• **Stated exercise**
Using the records below, locate all lines containing "name" and return them.

--*--

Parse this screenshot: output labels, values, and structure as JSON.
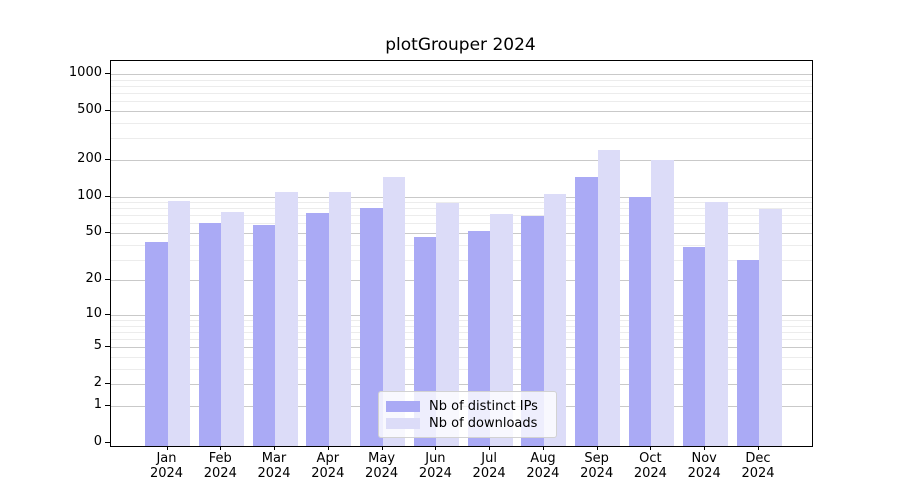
{
  "title": "plotGrouper 2024",
  "chart_data": {
    "type": "bar",
    "title": "plotGrouper 2024",
    "categories": [
      "Jan 2024",
      "Feb 2024",
      "Mar 2024",
      "Apr 2024",
      "May 2024",
      "Jun 2024",
      "Jul 2024",
      "Aug 2024",
      "Sep 2024",
      "Oct 2024",
      "Nov 2024",
      "Dec 2024"
    ],
    "months": [
      "Jan",
      "Feb",
      "Mar",
      "Apr",
      "May",
      "Jun",
      "Jul",
      "Aug",
      "Sep",
      "Oct",
      "Nov",
      "Dec"
    ],
    "year_label": "2024",
    "series": [
      {
        "name": "Nb of distinct IPs",
        "color": "#aaaaf5",
        "values": [
          42,
          61,
          58,
          73,
          80,
          46,
          52,
          69,
          145,
          100,
          38,
          30
        ]
      },
      {
        "name": "Nb of downloads",
        "color": "#dcdcf8",
        "values": [
          92,
          74,
          108,
          108,
          145,
          88,
          72,
          105,
          240,
          200,
          90,
          79
        ]
      }
    ],
    "yscale": "log1p",
    "ylim": [
      0,
      1270
    ],
    "y_ticks": [
      0,
      1,
      2,
      5,
      10,
      20,
      50,
      100,
      200,
      500,
      1000
    ],
    "y_tick_labels": [
      "0",
      "1",
      "2",
      "5",
      "10",
      "20",
      "50",
      "100",
      "200",
      "500",
      "1000"
    ],
    "y_minor_ticks": [
      3,
      4,
      6,
      7,
      8,
      9,
      30,
      40,
      60,
      70,
      80,
      90,
      300,
      400,
      600,
      700,
      800,
      900
    ],
    "grid": true,
    "legend_position": "lower center",
    "xlabel": "",
    "ylabel": ""
  },
  "colors": {
    "background": "#ffffff",
    "grid_major": "#c9c9c9",
    "grid_minor": "#ececec",
    "axis": "#000000",
    "bar_distinct_ips": "#aaaaf5",
    "bar_downloads": "#dcdcf8"
  }
}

--*--

• **Written response**
        "name": "Nb of distinct IPs",
        "name": "Nb of downloads",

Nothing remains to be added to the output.